(Figure collection entries)
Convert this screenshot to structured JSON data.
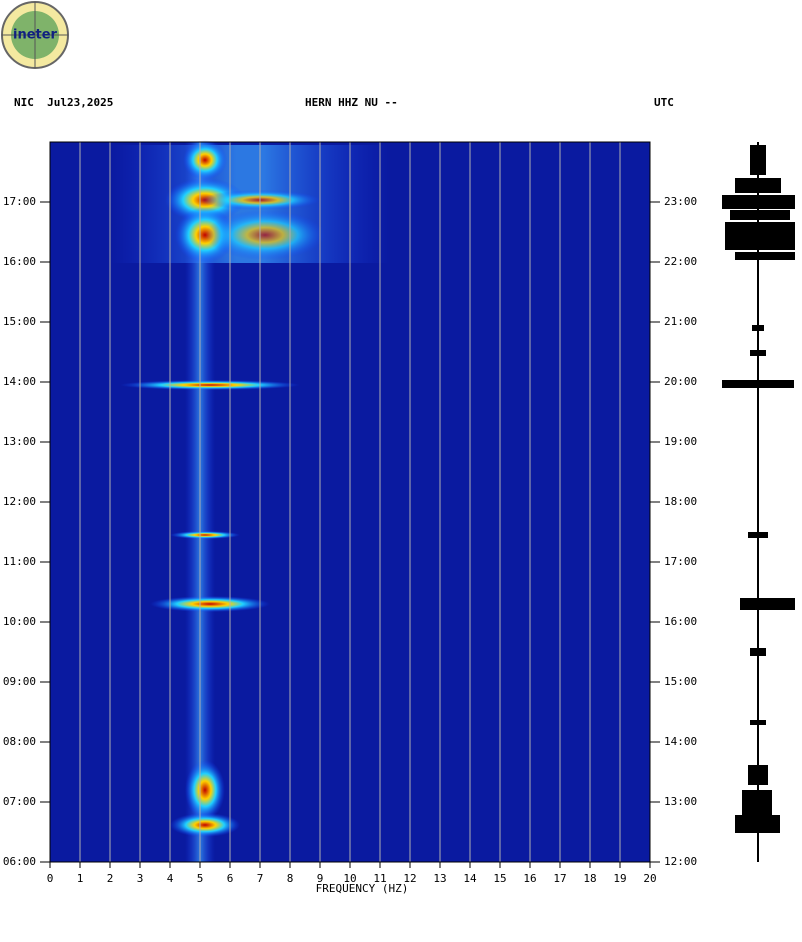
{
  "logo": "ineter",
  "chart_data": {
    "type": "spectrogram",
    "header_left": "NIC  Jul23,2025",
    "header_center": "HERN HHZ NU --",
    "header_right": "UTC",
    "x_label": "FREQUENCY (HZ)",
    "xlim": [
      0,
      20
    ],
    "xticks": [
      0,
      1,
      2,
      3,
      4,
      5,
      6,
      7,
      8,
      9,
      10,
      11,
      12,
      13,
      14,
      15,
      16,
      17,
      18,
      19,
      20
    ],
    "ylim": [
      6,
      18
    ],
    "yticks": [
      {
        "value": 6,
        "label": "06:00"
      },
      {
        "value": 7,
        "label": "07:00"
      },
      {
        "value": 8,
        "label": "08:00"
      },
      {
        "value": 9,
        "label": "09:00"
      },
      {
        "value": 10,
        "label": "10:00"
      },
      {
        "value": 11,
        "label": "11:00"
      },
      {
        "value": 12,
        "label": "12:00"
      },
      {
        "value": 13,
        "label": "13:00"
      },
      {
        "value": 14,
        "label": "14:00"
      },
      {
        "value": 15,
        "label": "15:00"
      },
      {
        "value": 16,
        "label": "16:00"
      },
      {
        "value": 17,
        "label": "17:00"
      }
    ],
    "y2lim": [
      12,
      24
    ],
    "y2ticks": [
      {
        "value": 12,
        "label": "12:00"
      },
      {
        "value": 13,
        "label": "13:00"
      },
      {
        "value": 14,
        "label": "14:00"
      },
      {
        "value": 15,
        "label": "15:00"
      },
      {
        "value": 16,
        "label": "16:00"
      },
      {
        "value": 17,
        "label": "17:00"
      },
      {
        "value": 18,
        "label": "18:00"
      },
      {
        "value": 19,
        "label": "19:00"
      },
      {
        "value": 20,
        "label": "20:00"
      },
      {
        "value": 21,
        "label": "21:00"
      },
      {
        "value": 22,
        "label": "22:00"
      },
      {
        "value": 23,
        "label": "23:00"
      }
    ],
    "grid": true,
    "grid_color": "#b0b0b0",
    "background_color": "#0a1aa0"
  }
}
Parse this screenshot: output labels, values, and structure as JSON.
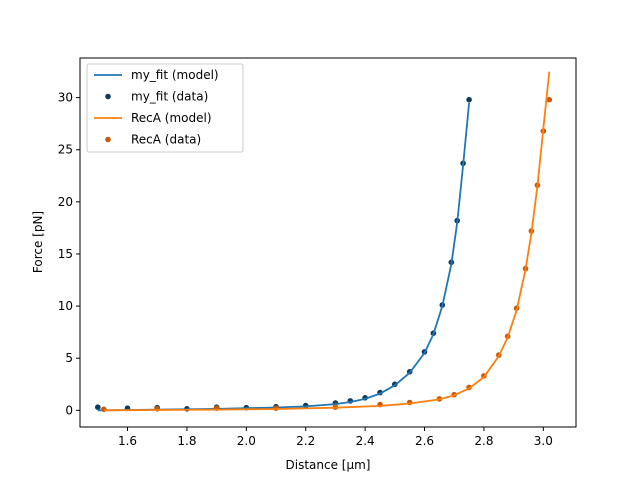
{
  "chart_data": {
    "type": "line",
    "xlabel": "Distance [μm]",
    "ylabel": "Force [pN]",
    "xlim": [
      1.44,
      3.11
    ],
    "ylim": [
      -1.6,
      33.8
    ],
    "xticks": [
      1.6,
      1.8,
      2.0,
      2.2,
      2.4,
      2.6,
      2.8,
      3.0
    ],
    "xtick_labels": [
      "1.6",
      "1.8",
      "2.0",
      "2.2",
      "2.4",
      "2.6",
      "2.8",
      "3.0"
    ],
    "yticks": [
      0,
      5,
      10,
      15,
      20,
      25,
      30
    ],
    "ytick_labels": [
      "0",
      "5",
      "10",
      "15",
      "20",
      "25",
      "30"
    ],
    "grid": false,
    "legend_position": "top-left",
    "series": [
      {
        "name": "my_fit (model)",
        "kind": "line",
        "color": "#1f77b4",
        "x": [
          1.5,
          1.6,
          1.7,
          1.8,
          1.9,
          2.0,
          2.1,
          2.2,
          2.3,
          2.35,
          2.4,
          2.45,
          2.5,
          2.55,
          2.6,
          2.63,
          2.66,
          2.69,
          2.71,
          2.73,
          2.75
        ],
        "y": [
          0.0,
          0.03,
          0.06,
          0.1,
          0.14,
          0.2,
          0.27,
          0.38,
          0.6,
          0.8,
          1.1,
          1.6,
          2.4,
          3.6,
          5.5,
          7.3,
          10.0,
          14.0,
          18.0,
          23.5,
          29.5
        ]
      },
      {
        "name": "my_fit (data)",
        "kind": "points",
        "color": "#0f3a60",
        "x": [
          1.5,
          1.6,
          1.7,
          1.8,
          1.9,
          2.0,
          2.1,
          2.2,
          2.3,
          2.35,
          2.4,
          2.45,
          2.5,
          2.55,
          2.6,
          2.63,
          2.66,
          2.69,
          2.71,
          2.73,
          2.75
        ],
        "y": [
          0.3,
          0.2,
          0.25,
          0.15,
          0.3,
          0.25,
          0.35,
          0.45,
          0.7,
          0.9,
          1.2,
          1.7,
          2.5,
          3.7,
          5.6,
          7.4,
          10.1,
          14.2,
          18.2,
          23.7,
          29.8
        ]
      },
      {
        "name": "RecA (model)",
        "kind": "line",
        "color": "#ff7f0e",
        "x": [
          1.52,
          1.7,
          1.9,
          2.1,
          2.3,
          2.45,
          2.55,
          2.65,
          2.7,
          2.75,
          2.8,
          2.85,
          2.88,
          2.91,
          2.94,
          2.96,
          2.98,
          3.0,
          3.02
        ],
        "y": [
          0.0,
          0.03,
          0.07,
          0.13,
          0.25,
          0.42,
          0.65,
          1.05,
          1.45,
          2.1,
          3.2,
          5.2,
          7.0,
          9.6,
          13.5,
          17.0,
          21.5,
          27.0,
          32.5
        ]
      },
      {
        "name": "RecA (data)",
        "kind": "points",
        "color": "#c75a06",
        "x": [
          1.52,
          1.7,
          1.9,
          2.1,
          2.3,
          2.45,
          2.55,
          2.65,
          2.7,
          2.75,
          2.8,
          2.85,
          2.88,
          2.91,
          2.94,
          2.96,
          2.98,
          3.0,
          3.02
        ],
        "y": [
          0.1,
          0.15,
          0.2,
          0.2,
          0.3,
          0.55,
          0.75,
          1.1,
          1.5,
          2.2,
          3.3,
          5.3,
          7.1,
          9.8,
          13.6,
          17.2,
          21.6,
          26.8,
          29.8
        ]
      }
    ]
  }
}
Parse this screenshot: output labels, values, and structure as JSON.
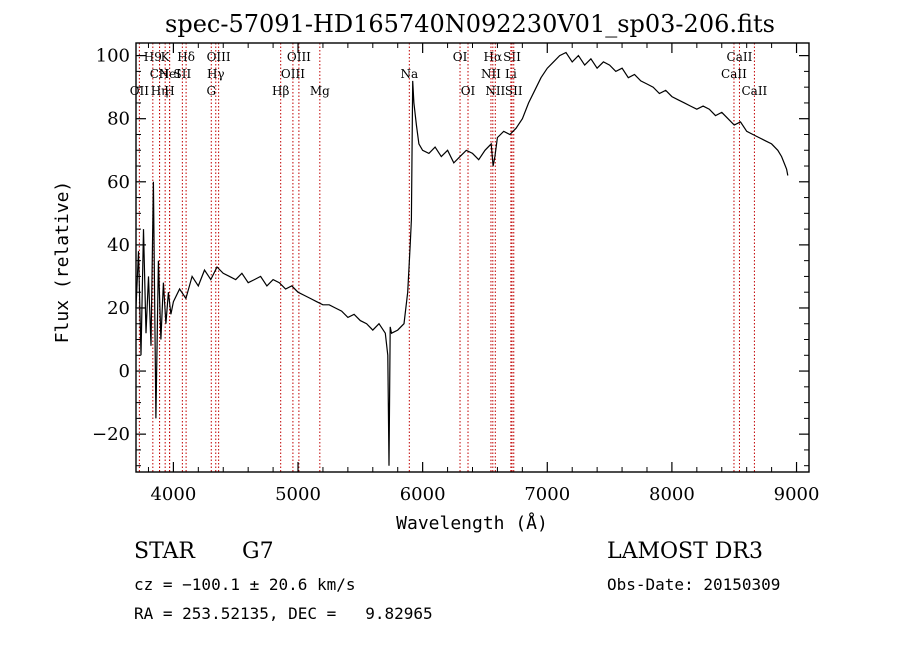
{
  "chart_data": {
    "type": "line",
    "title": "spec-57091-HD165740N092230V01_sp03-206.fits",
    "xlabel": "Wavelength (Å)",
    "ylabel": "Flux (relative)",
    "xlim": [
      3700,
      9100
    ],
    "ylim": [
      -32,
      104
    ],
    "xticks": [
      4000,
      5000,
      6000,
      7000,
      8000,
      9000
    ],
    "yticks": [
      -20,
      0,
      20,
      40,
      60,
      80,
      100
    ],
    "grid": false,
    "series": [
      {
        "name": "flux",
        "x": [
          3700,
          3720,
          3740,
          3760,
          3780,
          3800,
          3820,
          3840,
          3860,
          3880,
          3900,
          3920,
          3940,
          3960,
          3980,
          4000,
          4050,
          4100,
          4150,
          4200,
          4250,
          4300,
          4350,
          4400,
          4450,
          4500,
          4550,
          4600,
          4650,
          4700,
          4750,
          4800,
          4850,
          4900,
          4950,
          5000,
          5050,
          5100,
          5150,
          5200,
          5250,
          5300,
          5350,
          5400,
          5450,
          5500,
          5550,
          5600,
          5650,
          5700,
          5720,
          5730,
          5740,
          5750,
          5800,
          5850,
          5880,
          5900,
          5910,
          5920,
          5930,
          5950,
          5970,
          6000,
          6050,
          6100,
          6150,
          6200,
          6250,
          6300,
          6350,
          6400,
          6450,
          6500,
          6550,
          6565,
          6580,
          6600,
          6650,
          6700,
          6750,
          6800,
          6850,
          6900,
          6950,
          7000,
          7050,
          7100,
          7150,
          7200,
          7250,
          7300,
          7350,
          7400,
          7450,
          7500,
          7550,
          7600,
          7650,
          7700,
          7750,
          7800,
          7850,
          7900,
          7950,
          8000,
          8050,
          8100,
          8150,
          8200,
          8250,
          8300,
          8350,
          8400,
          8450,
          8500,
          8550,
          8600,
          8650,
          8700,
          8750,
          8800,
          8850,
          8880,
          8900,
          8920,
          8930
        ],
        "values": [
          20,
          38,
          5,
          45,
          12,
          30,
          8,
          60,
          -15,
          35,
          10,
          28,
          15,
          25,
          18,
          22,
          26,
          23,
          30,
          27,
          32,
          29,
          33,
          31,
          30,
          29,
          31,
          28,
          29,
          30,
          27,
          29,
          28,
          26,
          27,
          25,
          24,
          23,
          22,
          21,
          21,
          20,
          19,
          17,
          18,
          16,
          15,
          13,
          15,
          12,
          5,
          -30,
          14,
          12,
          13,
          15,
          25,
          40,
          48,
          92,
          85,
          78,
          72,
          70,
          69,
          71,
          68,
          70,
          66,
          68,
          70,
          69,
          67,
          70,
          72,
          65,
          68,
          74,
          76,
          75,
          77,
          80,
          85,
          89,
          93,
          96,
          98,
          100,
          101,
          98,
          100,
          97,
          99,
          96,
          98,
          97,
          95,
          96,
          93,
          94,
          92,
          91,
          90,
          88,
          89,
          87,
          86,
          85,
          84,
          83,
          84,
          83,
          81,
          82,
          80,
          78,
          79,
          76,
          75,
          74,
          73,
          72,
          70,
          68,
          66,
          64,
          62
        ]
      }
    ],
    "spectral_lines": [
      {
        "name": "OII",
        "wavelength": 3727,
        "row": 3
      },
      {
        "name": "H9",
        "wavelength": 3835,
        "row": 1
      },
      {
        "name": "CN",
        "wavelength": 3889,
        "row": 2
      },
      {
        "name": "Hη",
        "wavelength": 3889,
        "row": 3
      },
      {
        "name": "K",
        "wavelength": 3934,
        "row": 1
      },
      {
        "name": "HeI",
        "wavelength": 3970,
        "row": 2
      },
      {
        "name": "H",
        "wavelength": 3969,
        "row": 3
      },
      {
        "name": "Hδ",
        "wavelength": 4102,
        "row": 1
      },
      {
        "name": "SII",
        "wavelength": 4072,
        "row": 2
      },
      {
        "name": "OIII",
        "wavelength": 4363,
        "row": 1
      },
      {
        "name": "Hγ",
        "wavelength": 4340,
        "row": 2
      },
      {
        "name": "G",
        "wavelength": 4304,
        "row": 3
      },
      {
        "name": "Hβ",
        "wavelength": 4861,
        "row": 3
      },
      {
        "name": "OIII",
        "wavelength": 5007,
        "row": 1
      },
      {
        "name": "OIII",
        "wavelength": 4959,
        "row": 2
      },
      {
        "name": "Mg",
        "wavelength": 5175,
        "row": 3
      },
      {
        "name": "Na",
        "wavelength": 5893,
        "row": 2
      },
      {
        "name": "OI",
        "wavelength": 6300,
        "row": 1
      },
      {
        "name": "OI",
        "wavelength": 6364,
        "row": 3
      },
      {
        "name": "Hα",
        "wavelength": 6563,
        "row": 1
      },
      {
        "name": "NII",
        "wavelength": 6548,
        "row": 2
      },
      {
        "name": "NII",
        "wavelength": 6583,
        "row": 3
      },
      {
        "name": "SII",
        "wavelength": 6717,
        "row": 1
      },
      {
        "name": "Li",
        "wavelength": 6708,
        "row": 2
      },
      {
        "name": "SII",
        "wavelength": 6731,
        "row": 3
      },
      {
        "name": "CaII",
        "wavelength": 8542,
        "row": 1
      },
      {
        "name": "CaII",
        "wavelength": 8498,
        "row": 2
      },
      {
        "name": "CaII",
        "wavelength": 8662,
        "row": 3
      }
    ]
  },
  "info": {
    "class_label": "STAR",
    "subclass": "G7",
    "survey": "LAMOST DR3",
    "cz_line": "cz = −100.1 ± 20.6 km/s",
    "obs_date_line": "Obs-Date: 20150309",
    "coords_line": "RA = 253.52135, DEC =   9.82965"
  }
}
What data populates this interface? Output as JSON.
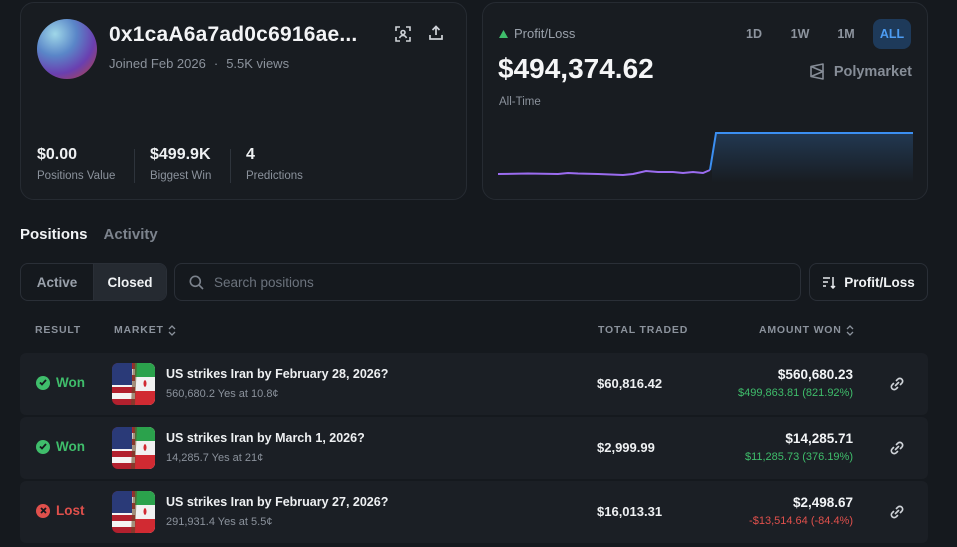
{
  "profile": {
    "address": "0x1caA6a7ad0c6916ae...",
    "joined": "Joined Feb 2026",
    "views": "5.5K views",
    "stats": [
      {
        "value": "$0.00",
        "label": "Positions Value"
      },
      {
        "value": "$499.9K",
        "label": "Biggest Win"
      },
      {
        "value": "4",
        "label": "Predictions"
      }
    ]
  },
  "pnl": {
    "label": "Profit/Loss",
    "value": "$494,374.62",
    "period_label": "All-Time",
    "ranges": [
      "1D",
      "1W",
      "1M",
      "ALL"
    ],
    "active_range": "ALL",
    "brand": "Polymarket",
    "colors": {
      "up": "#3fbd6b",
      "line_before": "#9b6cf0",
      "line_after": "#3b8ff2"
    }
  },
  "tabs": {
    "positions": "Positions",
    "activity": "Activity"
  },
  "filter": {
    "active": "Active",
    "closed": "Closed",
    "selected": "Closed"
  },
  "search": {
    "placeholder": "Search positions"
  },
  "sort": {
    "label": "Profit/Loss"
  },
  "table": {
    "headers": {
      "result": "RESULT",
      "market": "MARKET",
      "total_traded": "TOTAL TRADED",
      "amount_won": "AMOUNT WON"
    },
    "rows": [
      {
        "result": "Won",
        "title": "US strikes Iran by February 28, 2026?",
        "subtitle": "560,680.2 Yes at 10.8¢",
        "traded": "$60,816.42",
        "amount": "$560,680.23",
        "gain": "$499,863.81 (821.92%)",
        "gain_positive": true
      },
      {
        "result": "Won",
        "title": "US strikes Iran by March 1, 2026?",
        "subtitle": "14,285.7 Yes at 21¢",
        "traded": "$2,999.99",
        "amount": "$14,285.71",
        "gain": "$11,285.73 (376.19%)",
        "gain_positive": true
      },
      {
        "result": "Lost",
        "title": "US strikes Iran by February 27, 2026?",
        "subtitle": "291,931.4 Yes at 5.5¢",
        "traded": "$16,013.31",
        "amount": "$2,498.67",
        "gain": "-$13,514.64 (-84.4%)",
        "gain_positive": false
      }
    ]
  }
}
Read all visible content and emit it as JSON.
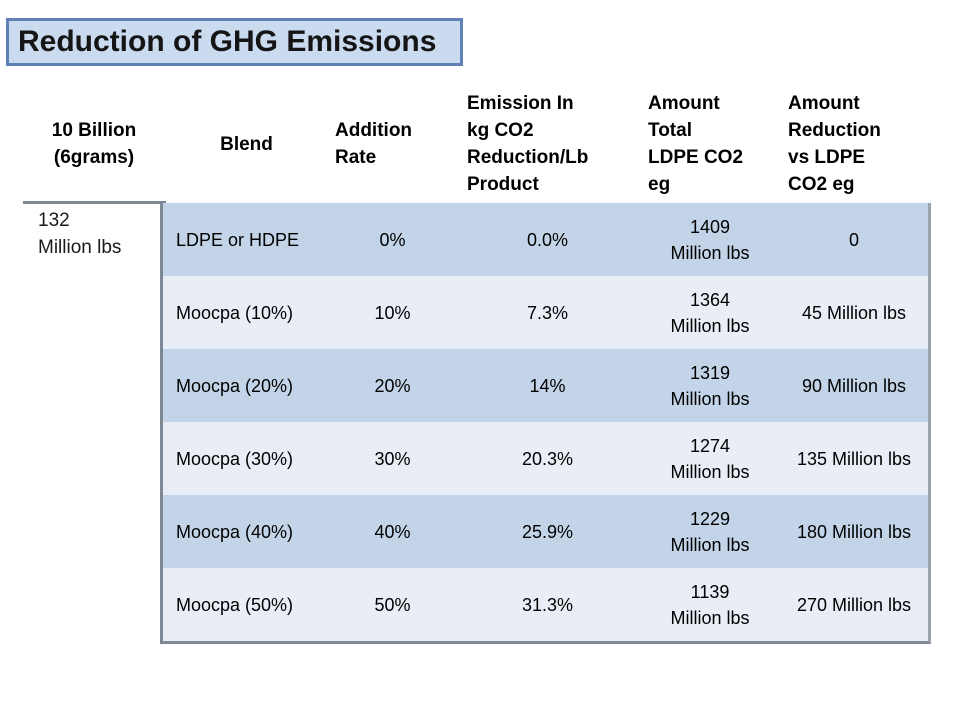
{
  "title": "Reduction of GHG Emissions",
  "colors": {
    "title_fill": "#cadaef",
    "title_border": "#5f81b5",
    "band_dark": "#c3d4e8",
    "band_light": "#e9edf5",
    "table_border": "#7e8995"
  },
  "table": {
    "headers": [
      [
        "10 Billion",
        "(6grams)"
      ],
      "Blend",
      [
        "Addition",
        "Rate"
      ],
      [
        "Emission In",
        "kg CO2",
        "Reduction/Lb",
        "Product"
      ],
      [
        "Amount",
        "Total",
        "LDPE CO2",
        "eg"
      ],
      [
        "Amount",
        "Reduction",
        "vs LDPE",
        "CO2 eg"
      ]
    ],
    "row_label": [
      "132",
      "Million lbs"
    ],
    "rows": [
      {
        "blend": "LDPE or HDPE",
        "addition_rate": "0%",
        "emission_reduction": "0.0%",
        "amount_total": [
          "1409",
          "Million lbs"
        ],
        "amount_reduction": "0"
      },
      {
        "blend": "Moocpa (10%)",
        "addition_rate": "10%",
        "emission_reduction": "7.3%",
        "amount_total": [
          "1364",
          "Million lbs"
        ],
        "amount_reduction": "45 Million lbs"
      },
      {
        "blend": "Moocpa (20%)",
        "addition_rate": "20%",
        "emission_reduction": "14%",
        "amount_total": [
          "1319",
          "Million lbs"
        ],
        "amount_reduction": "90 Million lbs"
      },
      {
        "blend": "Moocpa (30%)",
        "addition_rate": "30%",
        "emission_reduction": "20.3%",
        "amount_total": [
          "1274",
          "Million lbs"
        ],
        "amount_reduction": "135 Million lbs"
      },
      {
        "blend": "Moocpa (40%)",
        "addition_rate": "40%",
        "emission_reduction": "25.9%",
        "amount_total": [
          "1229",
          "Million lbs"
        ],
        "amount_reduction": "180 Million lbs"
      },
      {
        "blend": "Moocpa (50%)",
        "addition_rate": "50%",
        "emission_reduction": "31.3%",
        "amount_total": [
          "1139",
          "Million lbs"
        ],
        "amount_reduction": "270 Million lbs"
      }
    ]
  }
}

### WHAT TO WORK ON
Begin at the line containing "Read all visible content and emit it as JSON." and extract every line through the end of the records, inclusive, exactly and only; omit pictures.

### SOLUTION FOR THIS EXERCISE
Read all visible content and emit it as JSON.
{
  "title": "Reduction of GHG Emissions",
  "colors": {
    "title_fill": "#cadaef",
    "title_border": "#5f81b5",
    "band_dark": "#c3d4e8",
    "band_light": "#e9edf5",
    "table_border": "#7e8995"
  },
  "table": {
    "headers": [
      [
        "10 Billion",
        "(6grams)"
      ],
      "Blend",
      [
        "Addition",
        "Rate"
      ],
      [
        "Emission In",
        "kg CO2",
        "Reduction/Lb",
        "Product"
      ],
      [
        "Amount",
        "Total",
        "LDPE CO2",
        "eg"
      ],
      [
        "Amount",
        "Reduction",
        "vs LDPE",
        "CO2 eg"
      ]
    ],
    "row_label": [
      "132",
      "Million lbs"
    ],
    "rows": [
      {
        "blend": "LDPE or HDPE",
        "addition_rate": "0%",
        "emission_reduction": "0.0%",
        "amount_total": [
          "1409",
          "Million lbs"
        ],
        "amount_reduction": "0"
      },
      {
        "blend": "Moocpa (10%)",
        "addition_rate": "10%",
        "emission_reduction": "7.3%",
        "amount_total": [
          "1364",
          "Million lbs"
        ],
        "amount_reduction": "45 Million lbs"
      },
      {
        "blend": "Moocpa (20%)",
        "addition_rate": "20%",
        "emission_reduction": "14%",
        "amount_total": [
          "1319",
          "Million lbs"
        ],
        "amount_reduction": "90 Million lbs"
      },
      {
        "blend": "Moocpa (30%)",
        "addition_rate": "30%",
        "emission_reduction": "20.3%",
        "amount_total": [
          "1274",
          "Million lbs"
        ],
        "amount_reduction": "135 Million lbs"
      },
      {
        "blend": "Moocpa (40%)",
        "addition_rate": "40%",
        "emission_reduction": "25.9%",
        "amount_total": [
          "1229",
          "Million lbs"
        ],
        "amount_reduction": "180 Million lbs"
      },
      {
        "blend": "Moocpa (50%)",
        "addition_rate": "50%",
        "emission_reduction": "31.3%",
        "amount_total": [
          "1139",
          "Million lbs"
        ],
        "amount_reduction": "270 Million lbs"
      }
    ]
  }
}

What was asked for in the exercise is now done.